**INSTRUCTIONS TO FOLLOW:** Select from the records below every line that has the word "spacing" in it.

**MATERIAL FOR THE TASK:**
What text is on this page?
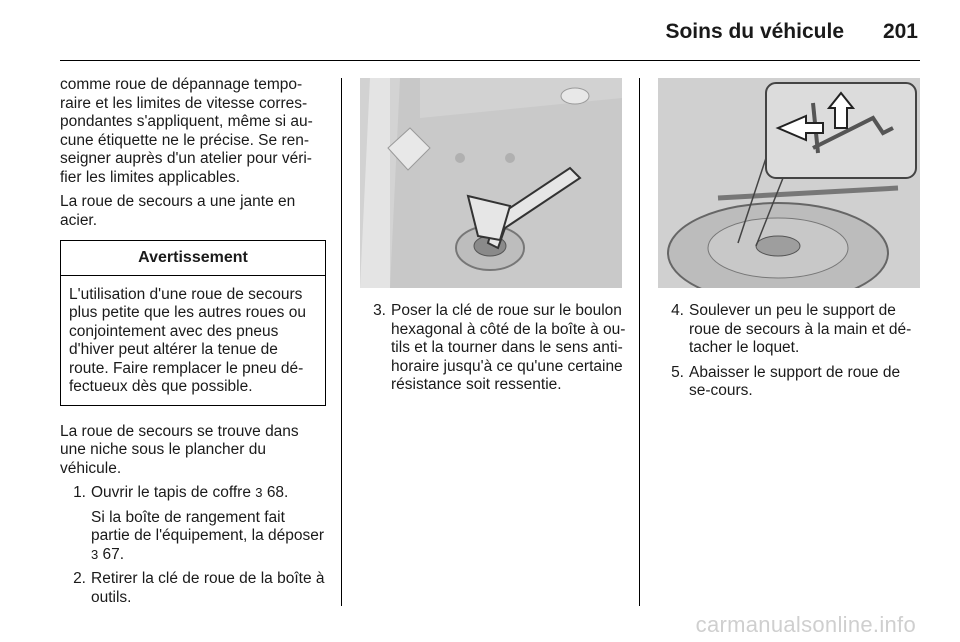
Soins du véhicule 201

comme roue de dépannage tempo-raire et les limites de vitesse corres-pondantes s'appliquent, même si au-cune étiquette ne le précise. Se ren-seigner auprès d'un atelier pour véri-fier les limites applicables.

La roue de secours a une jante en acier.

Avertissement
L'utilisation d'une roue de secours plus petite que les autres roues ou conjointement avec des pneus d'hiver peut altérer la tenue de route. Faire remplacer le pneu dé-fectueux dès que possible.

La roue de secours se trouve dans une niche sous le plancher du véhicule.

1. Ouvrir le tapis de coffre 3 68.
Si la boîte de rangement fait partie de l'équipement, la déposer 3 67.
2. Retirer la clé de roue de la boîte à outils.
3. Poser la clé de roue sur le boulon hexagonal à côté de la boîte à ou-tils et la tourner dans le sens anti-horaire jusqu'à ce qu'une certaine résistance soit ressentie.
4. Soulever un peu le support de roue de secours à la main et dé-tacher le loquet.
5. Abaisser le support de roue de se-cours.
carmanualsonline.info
---
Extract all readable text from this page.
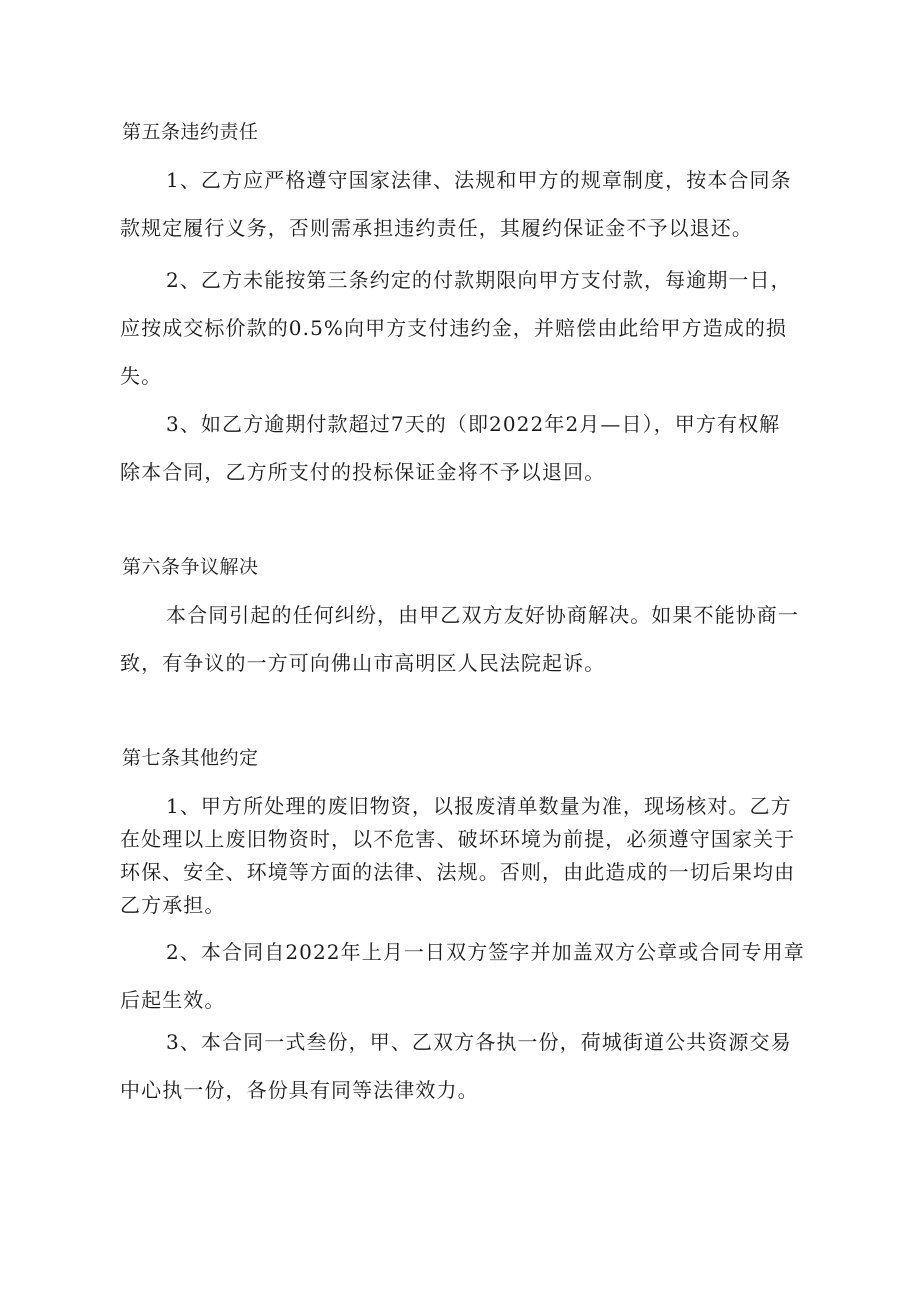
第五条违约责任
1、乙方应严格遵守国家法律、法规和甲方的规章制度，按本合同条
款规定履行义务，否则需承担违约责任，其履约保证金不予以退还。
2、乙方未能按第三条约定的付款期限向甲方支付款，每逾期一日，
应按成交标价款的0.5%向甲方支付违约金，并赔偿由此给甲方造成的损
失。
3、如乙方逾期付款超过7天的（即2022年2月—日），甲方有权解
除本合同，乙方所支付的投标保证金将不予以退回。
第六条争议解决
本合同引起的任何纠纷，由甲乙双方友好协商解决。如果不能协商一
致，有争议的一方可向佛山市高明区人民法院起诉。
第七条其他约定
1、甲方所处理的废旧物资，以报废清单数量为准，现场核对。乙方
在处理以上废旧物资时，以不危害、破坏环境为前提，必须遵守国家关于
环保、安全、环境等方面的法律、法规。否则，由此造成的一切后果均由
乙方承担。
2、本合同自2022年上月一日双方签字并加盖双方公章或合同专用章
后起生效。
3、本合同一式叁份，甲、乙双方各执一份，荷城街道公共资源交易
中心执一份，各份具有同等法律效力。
...
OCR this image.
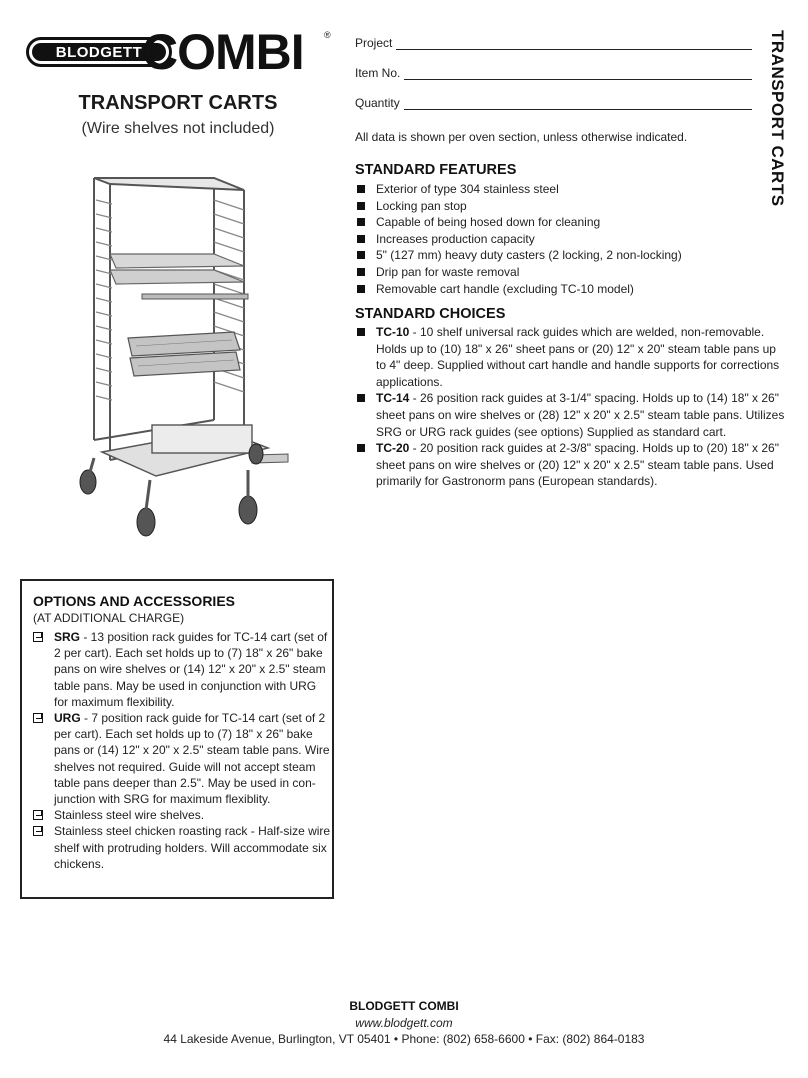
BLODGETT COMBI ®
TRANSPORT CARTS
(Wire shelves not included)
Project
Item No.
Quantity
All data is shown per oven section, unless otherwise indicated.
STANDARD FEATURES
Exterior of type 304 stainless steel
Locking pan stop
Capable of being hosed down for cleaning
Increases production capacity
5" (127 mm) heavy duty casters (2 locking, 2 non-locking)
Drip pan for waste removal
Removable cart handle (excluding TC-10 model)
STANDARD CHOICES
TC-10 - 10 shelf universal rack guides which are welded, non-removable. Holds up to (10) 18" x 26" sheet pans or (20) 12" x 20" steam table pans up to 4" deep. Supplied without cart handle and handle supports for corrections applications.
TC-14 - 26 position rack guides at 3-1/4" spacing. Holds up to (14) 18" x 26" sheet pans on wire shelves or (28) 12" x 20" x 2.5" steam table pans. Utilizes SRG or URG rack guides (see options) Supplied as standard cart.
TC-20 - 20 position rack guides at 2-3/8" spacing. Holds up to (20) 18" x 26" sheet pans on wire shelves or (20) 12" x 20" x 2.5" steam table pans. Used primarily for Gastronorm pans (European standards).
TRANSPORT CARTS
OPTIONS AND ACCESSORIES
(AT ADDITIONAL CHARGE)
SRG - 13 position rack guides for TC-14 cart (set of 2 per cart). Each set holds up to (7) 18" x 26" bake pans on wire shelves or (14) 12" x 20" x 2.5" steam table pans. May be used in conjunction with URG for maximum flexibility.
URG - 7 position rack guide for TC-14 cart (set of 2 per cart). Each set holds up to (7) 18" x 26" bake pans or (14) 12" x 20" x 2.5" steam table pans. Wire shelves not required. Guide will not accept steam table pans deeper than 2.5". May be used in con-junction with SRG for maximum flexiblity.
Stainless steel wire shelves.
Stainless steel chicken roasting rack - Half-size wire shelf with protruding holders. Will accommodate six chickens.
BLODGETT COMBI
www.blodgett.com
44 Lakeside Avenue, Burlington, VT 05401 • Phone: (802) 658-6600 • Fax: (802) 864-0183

**WRITTEN SOLUTION:**
TC-14 - 26 position rack guides at 3-1/4" spacing. Holds up to (14) 18" x 26" sheet pans on wire shelves or (28) 12" x 20" x 2.5" steam table pans. Utilizes SRG or URG rack guides (see options) Supplied as standard cart.
TC-20 - 20 position rack guides at 2-3/8" spacing. Holds up to (20) 18" x 26" sheet pans on wire shelves or (20) 12" x 20" x 2.5" steam table pans. Used primarily for Gastronorm pans (European standards).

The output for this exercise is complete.